▸ **Задание 1**:
Ответьте по фрагменту страницы:
(а) Где состоялся первый вечер за океаном, о котором говорится во фрагменте?
(б) Кто председательствовал на этом вечере?
(в) Кого фрагмент называет Уолтом Уитменом нашей эпохи?

======== Фрагмент страницы ========

Этот разговор шел в дни, когда убили Раджива Ганди. Голубой скульптурный Будда-дитя выставил глиняные коленки, глядя на нас, поедая краденые сладости, еще не застигнутый матерью. Что скажет художник после поездки в Москву? Что различит он? «Аварию, дочь мента»? Субкультуру лимиты? Глаза нашего бумажного голода, жрущие ассортимент его роскошных сортов бумаги? Уловит ли он сейсмические сдвиги России?
Среди новой лжи нам так необходима живая вода, чистота цвета, непестицидная искренность, нужна зеленая, чуть было не оговорился, «революция». Надо оклематься.
Рим и Мадрас затекают в Нью-Йорк. Куда затекает Россия?
«Самое страшное, — шепчет он мне, приближая лицо к лицу, — это ожирение души. В Нью-Йорке душа не жиреет».
На своих поэтических вечерах, сложив по-дзенбуддийски ладони, Аллен Гинсберг медитирует вместе с аудиторией, выдыхая гулко нутряное обращение к духу и Богу: «Ом-ом-ооомм…» Вот кто созвучен нашему термину «видеом»!
Аллен Гинсберг, лохматый, как шмель, идол масс-медиа, гуру, теперь уже классик, Уолт Уитмен нашей эпохи — родоначальник и вождь битничества, явления, без которого невозможно познать духовную жизнь и культуру Америки последнего полувека. Да разве только Америки? Где только мне не довелось с ним выступать, помимо США, — в Мельбурне, Париже, Берлине, Сеуле, Риме, Амстердаме… Увы, только почему-то не в Москве! И всегда на него ломится своя, неподкупная, главным образом молодая и с проседью шестидесятников, аудитория, воплощающая духовную мысль, а то и совесть страны.
Первый мой вечер за океаном состоялся в Нью-Йорке в «Таун-холле». Это вообще был первый вечер русского поэта в американском театре, как таким же первым был вечер в парижском «Вье-коломбье», таким же первым был вечер на Томском стадионе и в рижских Лужниках. Это никакой не плюс и не минус, просто так случилось — кому-то суждено начинать. И всюду перед выступлениями говорили, что на поэзию никто не ходит, что зал не собрать. И всюду было не только празднично, но и страшно трудно — пробить стену непонимания, противодействие властей и стереотип публики.
Председательствовал Роберт Лоуэлл. Переводы читали Оден, Кьюниц, Билл Смит… Они сидели на сцене. В зале я заметил поблескивающие очечки Аллена Гинсберга.
— Аллен, вали сюда на сцену, — пригласил я по беспардонной московской привычке. Заминка. Поэты на сцене
посовещались, как хоккеисты, и выслали ко мне делегата.— Андрей, если он вылезет на сцену, тогда мы все уйдем.
— Ну, что же, если его не пустят на сцену — я уйду. Я же его уже пригласил.

========

▸ **Задание 2**:
Отредактируйте записи: выведите только строки от строки с «tab-teachers[interactable]: Teachers —» до строки с «group-label: GROUP A — [1033, 313, 1111, 332]» включительно, заменив в них «computers-icon» на «pc-icon». Всё остальное оставьте без изменений.

======== Исходные данные ========

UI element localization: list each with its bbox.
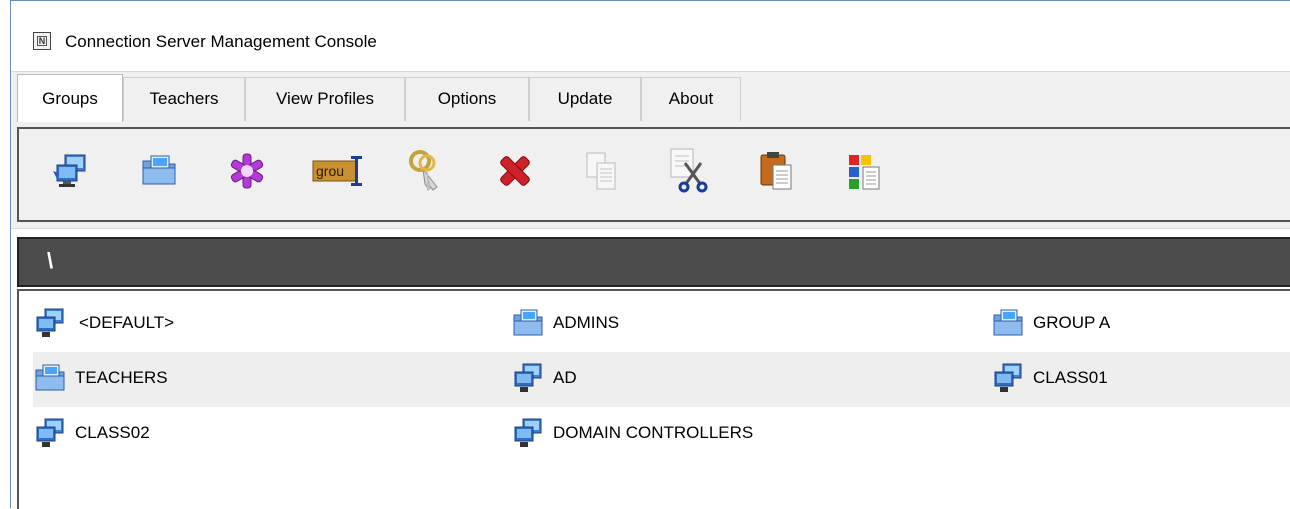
tab-teachers[interactable]: Teachers — [123, 77, 245, 121]
rename-icon: grou — [312, 156, 362, 186]
delete-button[interactable] — [493, 147, 537, 195]
purple-asterisk-icon — [230, 153, 264, 189]
keys-button[interactable] — [403, 147, 447, 195]
group-item-class01[interactable]: CLASS01 — [991, 362, 1108, 394]
asterisk-button[interactable] — [225, 147, 269, 195]
add-group-icon — [53, 154, 86, 187]
copy-button[interactable] — [579, 147, 623, 195]
rename-button[interactable]: grou — [311, 147, 367, 195]
tab-options[interactable]: Options — [405, 77, 529, 121]
tab-about[interactable]: About — [641, 77, 741, 121]
group-item-group-a[interactable]: GROUP A — [991, 307, 1110, 339]
toolbar-frame: grou — [11, 121, 1290, 229]
list-row: <DEFAULT> ADMINS GROUP A — [33, 297, 1290, 352]
group-list: <DEFAULT> ADMINS GROUP A TEACHERS AD CLA… — [17, 289, 1290, 509]
computers-icon — [514, 363, 542, 392]
group-folder-icon — [993, 309, 1023, 336]
title-bar: N Connection Server Management Console — [11, 1, 1290, 71]
paste-button[interactable] — [755, 147, 799, 195]
computers-icon — [994, 363, 1022, 392]
group-label: TEACHERS — [75, 368, 168, 387]
computers-icon — [514, 418, 542, 447]
group-item-default[interactable]: <DEFAULT> — [33, 307, 174, 339]
group-label: <DEFAULT> — [79, 313, 175, 332]
tab-view-profiles[interactable]: View Profiles — [245, 77, 405, 121]
app-window: N Connection Server Management Console G… — [10, 0, 1290, 509]
group-label: GROUP A — [1033, 313, 1111, 332]
colored-squares-icon — [849, 155, 880, 190]
computers-icon — [36, 418, 64, 447]
list-row: CLASS02 DOMAIN CONTROLLERS — [33, 407, 1290, 462]
rename-sample-text: grou — [316, 163, 344, 179]
keys-icon — [409, 150, 438, 191]
add-group-button[interactable] — [49, 147, 93, 195]
window-title: Connection Server Management Console — [65, 32, 377, 51]
current-path-bar: \ — [17, 237, 1290, 287]
group-label: AD — [553, 368, 577, 387]
group-item-admins[interactable]: ADMINS — [511, 307, 619, 339]
app-icon-glyph: N — [38, 36, 46, 46]
colored-squares-button[interactable] — [843, 147, 887, 195]
group-folder-icon — [35, 364, 65, 391]
group-item-teachers[interactable]: TEACHERS — [33, 362, 168, 394]
group-label: DOMAIN CONTROLLERS — [553, 423, 754, 442]
group-label: CLASS02 — [75, 423, 150, 442]
list-row: TEACHERS AD CLASS01 — [33, 352, 1290, 407]
computers-icon — [36, 308, 64, 337]
group-item-ad[interactable]: AD — [511, 362, 577, 394]
paste-icon — [760, 152, 792, 190]
app-icon: N — [33, 32, 51, 50]
group-folder-icon — [513, 309, 543, 336]
group-item-domain-controllers[interactable]: DOMAIN CONTROLLERS — [511, 417, 753, 449]
group-folder-button[interactable] — [137, 147, 181, 195]
delete-icon — [500, 156, 530, 186]
tab-strip: Groups Teachers View Profiles Options Up… — [11, 71, 1290, 122]
toolbar: grou — [17, 127, 1290, 222]
cut-button[interactable] — [667, 147, 711, 195]
group-label: CLASS01 — [1033, 368, 1108, 387]
tab-update[interactable]: Update — [529, 77, 641, 121]
group-folder-icon — [142, 155, 176, 185]
tab-groups[interactable]: Groups — [17, 74, 123, 122]
cut-icon — [670, 148, 708, 193]
copy-icon — [586, 152, 616, 190]
group-item-class02[interactable]: CLASS02 — [33, 417, 150, 449]
group-label: ADMINS — [553, 313, 620, 332]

========

▸ **Ответ 1**:
(а) В Нью-Йорке, в «Таун-холле».
(б) Роберт Лоуэлл.
(в) Аллена Гинсберга.

▸ **Ответ 2**:
tab-teachers[interactable]: Teachers — [123, 77, 245, 121]
rename-icon: grou — [312, 156, 362, 186]
delete-button[interactable] — [493, 147, 537, 195]
purple-asterisk-icon — [230, 153, 264, 189]
keys-button[interactable] — [403, 147, 447, 195]
group-item-class01[interactable]: CLASS01 — [991, 362, 1108, 394]
asterisk-button[interactable] — [225, 147, 269, 195]
add-group-icon — [53, 154, 86, 187]
copy-button[interactable] — [579, 147, 623, 195]
rename-button[interactable]: grou — [311, 147, 367, 195]
tab-options[interactable]: Options — [405, 77, 529, 121]
tab-about[interactable]: About — [641, 77, 741, 121]
group-item-group-a[interactable]: GROUP A — [991, 307, 1110, 339]
toolbar-frame: grou — [11, 121, 1290, 229]
list-row: <DEFAULT> ADMINS GROUP A — [33, 297, 1290, 352]
group-list: <DEFAULT> ADMINS GROUP A TEACHERS AD CLA… — [17, 289, 1290, 509]
pc-icon — [514, 363, 542, 392]
group-folder-icon — [993, 309, 1023, 336]
title-bar: N Connection Server Management Console — [11, 1, 1290, 71]
paste-button[interactable] — [755, 147, 799, 195]
pc-icon — [994, 363, 1022, 392]
group-label: TEACHERS — [75, 368, 168, 387]
pc-icon — [514, 418, 542, 447]
group-item-default[interactable]: <DEFAULT> — [33, 307, 174, 339]
group-label: <DEFAULT> — [79, 313, 175, 332]
tab-view-profiles[interactable]: View Profiles — [245, 77, 405, 121]
app-window: N Connection Server Management Console G… — [10, 0, 1290, 509]
group-label: GROUP A — [1033, 313, 1111, 332]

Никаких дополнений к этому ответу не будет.